[Figure data in JSON]

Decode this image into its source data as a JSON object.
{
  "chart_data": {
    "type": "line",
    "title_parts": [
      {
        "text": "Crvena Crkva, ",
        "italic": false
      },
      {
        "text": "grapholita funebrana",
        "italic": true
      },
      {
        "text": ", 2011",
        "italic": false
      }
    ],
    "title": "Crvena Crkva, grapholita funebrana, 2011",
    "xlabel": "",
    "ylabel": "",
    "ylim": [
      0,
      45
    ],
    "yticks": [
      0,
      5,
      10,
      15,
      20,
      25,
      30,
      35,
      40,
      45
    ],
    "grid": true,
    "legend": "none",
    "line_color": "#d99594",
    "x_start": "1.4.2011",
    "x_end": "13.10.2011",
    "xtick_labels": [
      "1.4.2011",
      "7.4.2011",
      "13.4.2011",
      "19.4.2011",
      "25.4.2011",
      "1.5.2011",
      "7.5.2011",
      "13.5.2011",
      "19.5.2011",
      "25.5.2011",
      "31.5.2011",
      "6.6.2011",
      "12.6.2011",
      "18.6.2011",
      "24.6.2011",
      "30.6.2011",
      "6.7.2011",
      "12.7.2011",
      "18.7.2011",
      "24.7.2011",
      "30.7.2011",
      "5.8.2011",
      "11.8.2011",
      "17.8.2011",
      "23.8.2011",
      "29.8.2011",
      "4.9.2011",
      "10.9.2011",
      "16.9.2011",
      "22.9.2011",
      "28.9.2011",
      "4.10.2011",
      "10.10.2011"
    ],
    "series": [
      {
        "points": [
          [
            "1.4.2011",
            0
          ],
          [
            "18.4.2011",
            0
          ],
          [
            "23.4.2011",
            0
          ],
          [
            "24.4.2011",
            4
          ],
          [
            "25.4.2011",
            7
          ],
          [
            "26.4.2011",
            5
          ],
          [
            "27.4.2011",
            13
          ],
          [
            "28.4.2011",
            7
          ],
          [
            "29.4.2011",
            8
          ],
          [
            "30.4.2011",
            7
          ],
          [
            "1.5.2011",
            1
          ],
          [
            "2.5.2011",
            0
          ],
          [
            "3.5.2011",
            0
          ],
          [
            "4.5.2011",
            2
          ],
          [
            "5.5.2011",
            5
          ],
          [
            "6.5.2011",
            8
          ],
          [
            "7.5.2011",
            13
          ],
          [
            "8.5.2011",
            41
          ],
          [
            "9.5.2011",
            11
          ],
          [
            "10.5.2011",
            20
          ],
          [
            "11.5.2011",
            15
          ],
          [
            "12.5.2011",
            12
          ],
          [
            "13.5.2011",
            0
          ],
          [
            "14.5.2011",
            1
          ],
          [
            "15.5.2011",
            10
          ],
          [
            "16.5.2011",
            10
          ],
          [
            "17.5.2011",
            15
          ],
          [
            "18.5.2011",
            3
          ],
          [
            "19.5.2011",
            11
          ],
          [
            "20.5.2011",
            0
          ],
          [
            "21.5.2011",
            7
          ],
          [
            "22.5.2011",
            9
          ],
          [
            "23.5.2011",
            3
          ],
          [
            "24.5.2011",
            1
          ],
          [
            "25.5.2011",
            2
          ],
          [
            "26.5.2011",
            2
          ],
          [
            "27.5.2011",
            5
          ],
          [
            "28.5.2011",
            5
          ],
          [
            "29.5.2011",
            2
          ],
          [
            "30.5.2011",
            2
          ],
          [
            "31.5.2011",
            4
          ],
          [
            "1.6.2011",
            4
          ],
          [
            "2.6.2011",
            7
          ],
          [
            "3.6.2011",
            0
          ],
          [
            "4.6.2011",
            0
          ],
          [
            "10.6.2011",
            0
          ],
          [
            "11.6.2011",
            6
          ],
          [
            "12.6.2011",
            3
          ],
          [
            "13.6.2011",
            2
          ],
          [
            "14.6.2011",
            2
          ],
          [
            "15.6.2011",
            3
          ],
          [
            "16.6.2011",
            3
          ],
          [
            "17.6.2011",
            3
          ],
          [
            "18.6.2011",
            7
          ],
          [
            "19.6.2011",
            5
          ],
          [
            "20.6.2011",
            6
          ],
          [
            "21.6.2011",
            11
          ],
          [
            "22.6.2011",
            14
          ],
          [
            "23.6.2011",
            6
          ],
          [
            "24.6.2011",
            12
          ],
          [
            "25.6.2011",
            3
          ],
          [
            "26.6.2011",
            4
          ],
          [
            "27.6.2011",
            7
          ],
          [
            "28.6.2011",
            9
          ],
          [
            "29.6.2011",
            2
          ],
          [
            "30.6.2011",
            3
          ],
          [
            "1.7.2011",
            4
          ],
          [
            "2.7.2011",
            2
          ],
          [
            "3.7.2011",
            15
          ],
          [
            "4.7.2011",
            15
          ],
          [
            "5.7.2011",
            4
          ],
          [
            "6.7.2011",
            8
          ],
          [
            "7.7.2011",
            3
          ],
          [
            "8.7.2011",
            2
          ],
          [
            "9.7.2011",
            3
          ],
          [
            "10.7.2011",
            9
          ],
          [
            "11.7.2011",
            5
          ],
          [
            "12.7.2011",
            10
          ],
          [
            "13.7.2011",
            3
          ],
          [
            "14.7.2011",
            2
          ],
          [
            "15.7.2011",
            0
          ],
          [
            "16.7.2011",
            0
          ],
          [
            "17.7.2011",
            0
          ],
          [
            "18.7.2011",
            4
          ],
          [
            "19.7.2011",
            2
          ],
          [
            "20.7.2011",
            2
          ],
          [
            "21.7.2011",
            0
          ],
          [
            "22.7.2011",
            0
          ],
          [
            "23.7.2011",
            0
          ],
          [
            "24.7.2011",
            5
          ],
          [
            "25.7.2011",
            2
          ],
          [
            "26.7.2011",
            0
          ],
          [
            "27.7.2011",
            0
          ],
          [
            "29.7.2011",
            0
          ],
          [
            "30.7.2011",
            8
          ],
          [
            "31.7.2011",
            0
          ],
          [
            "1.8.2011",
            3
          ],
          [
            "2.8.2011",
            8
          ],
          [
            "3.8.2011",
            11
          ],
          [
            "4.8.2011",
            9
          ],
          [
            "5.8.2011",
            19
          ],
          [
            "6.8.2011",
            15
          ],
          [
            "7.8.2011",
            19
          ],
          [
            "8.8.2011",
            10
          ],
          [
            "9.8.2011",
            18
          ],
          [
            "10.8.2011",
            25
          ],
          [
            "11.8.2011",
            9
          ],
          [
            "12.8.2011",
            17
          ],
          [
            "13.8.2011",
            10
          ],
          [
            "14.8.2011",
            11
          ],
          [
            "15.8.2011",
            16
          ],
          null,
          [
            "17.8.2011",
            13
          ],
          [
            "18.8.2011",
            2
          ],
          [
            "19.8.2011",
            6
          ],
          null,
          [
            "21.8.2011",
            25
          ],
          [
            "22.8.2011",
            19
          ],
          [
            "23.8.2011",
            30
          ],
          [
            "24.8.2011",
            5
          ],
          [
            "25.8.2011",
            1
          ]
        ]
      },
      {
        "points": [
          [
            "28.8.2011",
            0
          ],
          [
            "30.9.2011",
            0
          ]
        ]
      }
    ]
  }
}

— JOB —
Restate the whole listing exactly.

— ANSWER TO THE PROBLEM —
Decode this image into its source data as a JSON object.
{
  "chart_data": {
    "type": "line",
    "title_parts": [
      {
        "text": "Crvena Crkva, ",
        "italic": false
      },
      {
        "text": "grapholita funebrana",
        "italic": true
      },
      {
        "text": ", 2011",
        "italic": false
      }
    ],
    "title": "Crvena Crkva, grapholita funebrana, 2011",
    "xlabel": "",
    "ylabel": "",
    "ylim": [
      0,
      45
    ],
    "yticks": [
      0,
      5,
      10,
      15,
      20,
      25,
      30,
      35,
      40,
      45
    ],
    "grid": true,
    "legend": "none",
    "line_color": "#d99594",
    "x_start": "1.4.2011",
    "x_end": "13.10.2011",
    "xtick_labels": [
      "1.4.2011",
      "7.4.2011",
      "13.4.2011",
      "19.4.2011",
      "25.4.2011",
      "1.5.2011",
      "7.5.2011",
      "13.5.2011",
      "19.5.2011",
      "25.5.2011",
      "31.5.2011",
      "6.6.2011",
      "12.6.2011",
      "18.6.2011",
      "24.6.2011",
      "30.6.2011",
      "6.7.2011",
      "12.7.2011",
      "18.7.2011",
      "24.7.2011",
      "30.7.2011",
      "5.8.2011",
      "11.8.2011",
      "17.8.2011",
      "23.8.2011",
      "29.8.2011",
      "4.9.2011",
      "10.9.2011",
      "16.9.2011",
      "22.9.2011",
      "28.9.2011",
      "4.10.2011",
      "10.10.2011"
    ],
    "series": [
      {
        "points": [
          [
            "1.4.2011",
            0
          ],
          [
            "18.4.2011",
            0
          ],
          [
            "23.4.2011",
            0
          ],
          [
            "24.4.2011",
            4
          ],
          [
            "25.4.2011",
            7
          ],
          [
            "26.4.2011",
            5
          ],
          [
            "27.4.2011",
            13
          ],
          [
            "28.4.2011",
            7
          ],
          [
            "29.4.2011",
            8
          ],
          [
            "30.4.2011",
            7
          ],
          [
            "1.5.2011",
            1
          ],
          [
            "2.5.2011",
            0
          ],
          [
            "3.5.2011",
            0
          ],
          [
            "4.5.2011",
            2
          ],
          [
            "5.5.2011",
            5
          ],
          [
            "6.5.2011",
            8
          ],
          [
            "7.5.2011",
            13
          ],
          [
            "8.5.2011",
            41
          ],
          [
            "9.5.2011",
            11
          ],
          [
            "10.5.2011",
            20
          ],
          [
            "11.5.2011",
            15
          ],
          [
            "12.5.2011",
            12
          ],
          [
            "13.5.2011",
            0
          ],
          [
            "14.5.2011",
            1
          ],
          [
            "15.5.2011",
            10
          ],
          [
            "16.5.2011",
            10
          ],
          [
            "17.5.2011",
            15
          ],
          [
            "18.5.2011",
            3
          ],
          [
            "19.5.2011",
            11
          ],
          [
            "20.5.2011",
            0
          ],
          [
            "21.5.2011",
            7
          ],
          [
            "22.5.2011",
            9
          ],
          [
            "23.5.2011",
            3
          ],
          [
            "24.5.2011",
            1
          ],
          [
            "25.5.2011",
            2
          ],
          [
            "26.5.2011",
            2
          ],
          [
            "27.5.2011",
            5
          ],
          [
            "28.5.2011",
            5
          ],
          [
            "29.5.2011",
            2
          ],
          [
            "30.5.2011",
            2
          ],
          [
            "31.5.2011",
            4
          ],
          [
            "1.6.2011",
            4
          ],
          [
            "2.6.2011",
            7
          ],
          [
            "3.6.2011",
            0
          ],
          [
            "4.6.2011",
            0
          ],
          [
            "10.6.2011",
            0
          ],
          [
            "11.6.2011",
            6
          ],
          [
            "12.6.2011",
            3
          ],
          [
            "13.6.2011",
            2
          ],
          [
            "14.6.2011",
            2
          ],
          [
            "15.6.2011",
            3
          ],
          [
            "16.6.2011",
            3
          ],
          [
            "17.6.2011",
            3
          ],
          [
            "18.6.2011",
            7
          ],
          [
            "19.6.2011",
            5
          ],
          [
            "20.6.2011",
            6
          ],
          [
            "21.6.2011",
            11
          ],
          [
            "22.6.2011",
            14
          ],
          [
            "23.6.2011",
            6
          ],
          [
            "24.6.2011",
            12
          ],
          [
            "25.6.2011",
            3
          ],
          [
            "26.6.2011",
            4
          ],
          [
            "27.6.2011",
            7
          ],
          [
            "28.6.2011",
            9
          ],
          [
            "29.6.2011",
            2
          ],
          [
            "30.6.2011",
            3
          ],
          [
            "1.7.2011",
            4
          ],
          [
            "2.7.2011",
            2
          ],
          [
            "3.7.2011",
            15
          ],
          [
            "4.7.2011",
            15
          ],
          [
            "5.7.2011",
            4
          ],
          [
            "6.7.2011",
            8
          ],
          [
            "7.7.2011",
            3
          ],
          [
            "8.7.2011",
            2
          ],
          [
            "9.7.2011",
            3
          ],
          [
            "10.7.2011",
            9
          ],
          [
            "11.7.2011",
            5
          ],
          [
            "12.7.2011",
            10
          ],
          [
            "13.7.2011",
            3
          ],
          [
            "14.7.2011",
            2
          ],
          [
            "15.7.2011",
            0
          ],
          [
            "16.7.2011",
            0
          ],
          [
            "17.7.2011",
            0
          ],
          [
            "18.7.2011",
            4
          ],
          [
            "19.7.2011",
            2
          ],
          [
            "20.7.2011",
            2
          ],
          [
            "21.7.2011",
            0
          ],
          [
            "22.7.2011",
            0
          ],
          [
            "23.7.2011",
            0
          ],
          [
            "24.7.2011",
            5
          ],
          [
            "25.7.2011",
            2
          ],
          [
            "26.7.2011",
            0
          ],
          [
            "27.7.2011",
            0
          ],
          [
            "29.7.2011",
            0
          ],
          [
            "30.7.2011",
            8
          ],
          [
            "31.7.2011",
            0
          ],
          [
            "1.8.2011",
            3
          ],
          [
            "2.8.2011",
            8
          ],
          [
            "3.8.2011",
            11
          ],
          [
            "4.8.2011",
            9
          ],
          [
            "5.8.2011",
            19
          ],
          [
            "6.8.2011",
            15
          ],
          [
            "7.8.2011",
            19
          ],
          [
            "8.8.2011",
            10
          ],
          [
            "9.8.2011",
            18
          ],
          [
            "10.8.2011",
            25
          ],
          [
            "11.8.2011",
            9
          ],
          [
            "12.8.2011",
            17
          ],
          [
            "13.8.2011",
            10
          ],
          [
            "14.8.2011",
            11
          ],
          [
            "15.8.2011",
            16
          ],
          null,
          [
            "17.8.2011",
            13
          ],
          [
            "18.8.2011",
            2
          ],
          [
            "19.8.2011",
            6
          ],
          null,
          [
            "21.8.2011",
            25
          ],
          [
            "22.8.2011",
            19
          ],
          [
            "23.8.2011",
            30
          ],
          [
            "24.8.2011",
            5
          ],
          [
            "25.8.2011",
            1
          ]
        ]
      },
      {
        "points": [
          [
            "28.8.2011",
            0
          ],
          [
            "30.9.2011",
            0
          ]
        ]
      }
    ]
  }
}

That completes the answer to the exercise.